◆ **Extracted records**:

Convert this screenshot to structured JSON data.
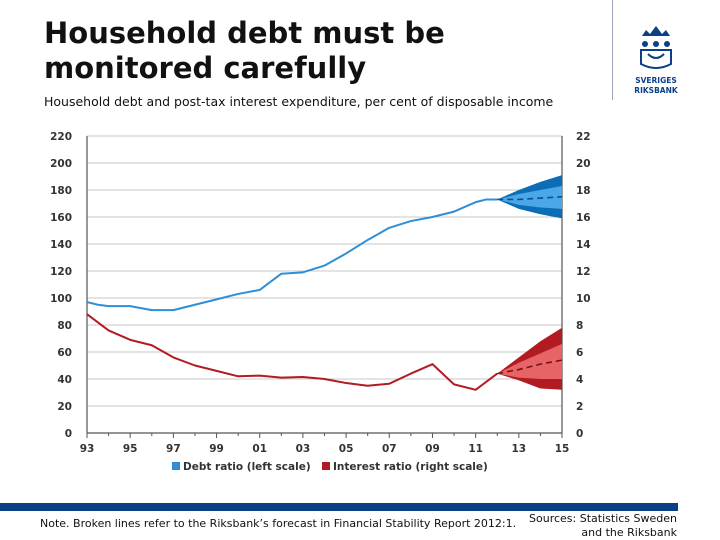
{
  "header": {
    "title": "Household debt must be monitored carefully",
    "subtitle": "Household debt and post-tax interest expenditure, per cent of disposable income"
  },
  "logo": {
    "line1": "SVERIGES",
    "line2": "RIKSBANK"
  },
  "footer": {
    "note": "Note. Broken lines refer to the Riksbank’s forecast in  Financial Stability Report 2012:1.",
    "sources_line1": "Sources: Statistics Sweden",
    "sources_line2": "and the Riksbank"
  },
  "colors": {
    "debt": "#2e8fd6",
    "debt_fan_outer": "#0b6db5",
    "debt_fan_inner": "#4aa8e8",
    "interest": "#b31b23",
    "interest_fan_outer": "#b31b23",
    "interest_fan_inner": "#e66466",
    "brand": "#0b3f86",
    "grid": "#c9c9c9"
  },
  "chart_data": {
    "type": "line",
    "xlim": [
      1993,
      2015
    ],
    "ylim_left": [
      0,
      220
    ],
    "ylim_right": [
      0,
      22
    ],
    "x_ticks": [
      1993,
      1995,
      1997,
      1999,
      2001,
      2003,
      2005,
      2007,
      2009,
      2011,
      2013,
      2015
    ],
    "x_tick_labels": [
      "93",
      "95",
      "97",
      "99",
      "01",
      "03",
      "05",
      "07",
      "09",
      "11",
      "13",
      "15"
    ],
    "left_ticks": [
      "0",
      "20",
      "40",
      "60",
      "80",
      "100",
      "120",
      "140",
      "160",
      "180",
      "200",
      "220"
    ],
    "right_ticks": [
      "0",
      "2",
      "4",
      "6",
      "8",
      "10",
      "12",
      "14",
      "16",
      "18",
      "20",
      "22"
    ],
    "grid": "horizontal",
    "legend_position": "bottom",
    "series": [
      {
        "name": "Debt ratio (left scale)",
        "axis": "left",
        "x": [
          1993,
          1993.5,
          1994,
          1995,
          1996,
          1997,
          1998,
          1999,
          2000,
          2001,
          2002,
          2003,
          2004,
          2005,
          2006,
          2007,
          2008,
          2009,
          2010,
          2011,
          2011.5,
          2012
        ],
        "values": [
          97,
          95,
          94,
          94,
          91,
          91,
          95,
          99,
          103,
          106,
          118,
          119,
          124,
          133,
          143,
          152,
          157,
          160,
          164,
          171,
          173,
          173
        ],
        "forecast": {
          "x": [
            2012,
            2013,
            2014,
            2015
          ],
          "central": [
            173,
            173,
            174,
            175
          ],
          "inner_upper": [
            173,
            177,
            180,
            183
          ],
          "inner_lower": [
            173,
            169,
            167,
            166
          ],
          "outer_upper": [
            173,
            180,
            186,
            191
          ],
          "outer_lower": [
            173,
            166,
            162,
            159
          ]
        }
      },
      {
        "name": "Interest ratio (right scale)",
        "axis": "right",
        "x": [
          1993,
          1993.5,
          1994,
          1995,
          1996,
          1997,
          1998,
          1999,
          2000,
          2001,
          2002,
          2003,
          2004,
          2005,
          2006,
          2007,
          2008,
          2009,
          2010,
          2011,
          2012
        ],
        "values": [
          8.8,
          8.2,
          7.6,
          6.9,
          6.5,
          5.6,
          5.0,
          4.6,
          4.2,
          4.25,
          4.1,
          4.15,
          4.0,
          3.7,
          3.5,
          3.65,
          4.4,
          5.1,
          3.6,
          3.2,
          4.4
        ],
        "forecast": {
          "x": [
            2012,
            2013,
            2014,
            2015
          ],
          "central": [
            4.4,
            4.7,
            5.1,
            5.4
          ],
          "inner_upper": [
            4.4,
            5.2,
            5.9,
            6.6
          ],
          "inner_lower": [
            4.4,
            4.1,
            4.0,
            4.0
          ],
          "outer_upper": [
            4.4,
            5.6,
            6.8,
            7.8
          ],
          "outer_lower": [
            4.4,
            3.9,
            3.3,
            3.2
          ]
        }
      }
    ]
  }
}
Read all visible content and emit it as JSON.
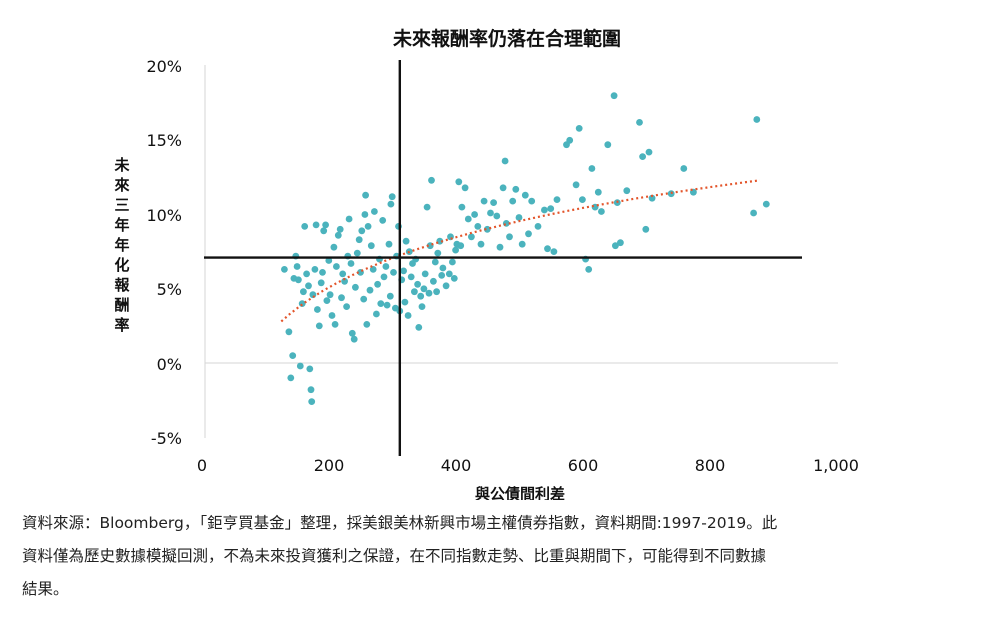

◆ **Exercise goal**: Exact duplication of all the records is required; pictures are omitted from the copy.

◆ **Output below**:
Convert this screenshot to structured JSON data.
{
  "header": {
    "title": "Household debt must be monitored carefully",
    "subtitle": "Household debt and post-tax interest expenditure, per cent of disposable income"
  },
  "logo": {
    "line1": "SVERIGES",
    "line2": "RIKSBANK"
  },
  "footer": {
    "note": "Note. Broken lines refer to the Riksbank’s forecast in  Financial Stability Report 2012:1.",
    "sources_line1": "Sources: Statistics Sweden",
    "sources_line2": "and the Riksbank"
  },
  "colors": {
    "debt": "#2e8fd6",
    "debt_fan_outer": "#0b6db5",
    "debt_fan_inner": "#4aa8e8",
    "interest": "#b31b23",
    "interest_fan_outer": "#b31b23",
    "interest_fan_inner": "#e66466",
    "brand": "#0b3f86",
    "grid": "#c9c9c9"
  },
  "chart_data": {
    "type": "line",
    "xlim": [
      1993,
      2015
    ],
    "ylim_left": [
      0,
      220
    ],
    "ylim_right": [
      0,
      22
    ],
    "x_ticks": [
      1993,
      1995,
      1997,
      1999,
      2001,
      2003,
      2005,
      2007,
      2009,
      2011,
      2013,
      2015
    ],
    "x_tick_labels": [
      "93",
      "95",
      "97",
      "99",
      "01",
      "03",
      "05",
      "07",
      "09",
      "11",
      "13",
      "15"
    ],
    "left_ticks": [
      "0",
      "20",
      "40",
      "60",
      "80",
      "100",
      "120",
      "140",
      "160",
      "180",
      "200",
      "220"
    ],
    "right_ticks": [
      "0",
      "2",
      "4",
      "6",
      "8",
      "10",
      "12",
      "14",
      "16",
      "18",
      "20",
      "22"
    ],
    "grid": "horizontal",
    "legend_position": "bottom",
    "series": [
      {
        "name": "Debt ratio (left scale)",
        "axis": "left",
        "x": [
          1993,
          1993.5,
          1994,
          1995,
          1996,
          1997,
          1998,
          1999,
          2000,
          2001,
          2002,
          2003,
          2004,
          2005,
          2006,
          2007,
          2008,
          2009,
          2010,
          2011,
          2011.5,
          2012
        ],
        "values": [
          97,
          95,
          94,
          94,
          91,
          91,
          95,
          99,
          103,
          106,
          118,
          119,
          124,
          133,
          143,
          152,
          157,
          160,
          164,
          171,
          173,
          173
        ],
        "forecast": {
          "x": [
            2012,
            2013,
            2014,
            2015
          ],
          "central": [
            173,
            173,
            174,
            175
          ],
          "inner_upper": [
            173,
            177,
            180,
            183
          ],
          "inner_lower": [
            173,
            169,
            167,
            166
          ],
          "outer_upper": [
            173,
            180,
            186,
            191
          ],
          "outer_lower": [
            173,
            166,
            162,
            159
          ]
        }
      },
      {
        "name": "Interest ratio (right scale)",
        "axis": "right",
        "x": [
          1993,
          1993.5,
          1994,
          1995,
          1996,
          1997,
          1998,
          1999,
          2000,
          2001,
          2002,
          2003,
          2004,
          2005,
          2006,
          2007,
          2008,
          2009,
          2010,
          2011,
          2012
        ],
        "values": [
          8.8,
          8.2,
          7.6,
          6.9,
          6.5,
          5.6,
          5.0,
          4.6,
          4.2,
          4.25,
          4.1,
          4.15,
          4.0,
          3.7,
          3.5,
          3.65,
          4.4,
          5.1,
          3.6,
          3.2,
          4.4
        ],
        "forecast": {
          "x": [
            2012,
            2013,
            2014,
            2015
          ],
          "central": [
            4.4,
            4.7,
            5.1,
            5.4
          ],
          "inner_upper": [
            4.4,
            5.2,
            5.9,
            6.6
          ],
          "inner_lower": [
            4.4,
            4.1,
            4.0,
            4.0
          ],
          "outer_upper": [
            4.4,
            5.6,
            6.8,
            7.8
          ],
          "outer_lower": [
            4.4,
            3.9,
            3.3,
            3.2
          ]
        }
      }
    ]
  }
}
Read all visible content and emit it as JSON.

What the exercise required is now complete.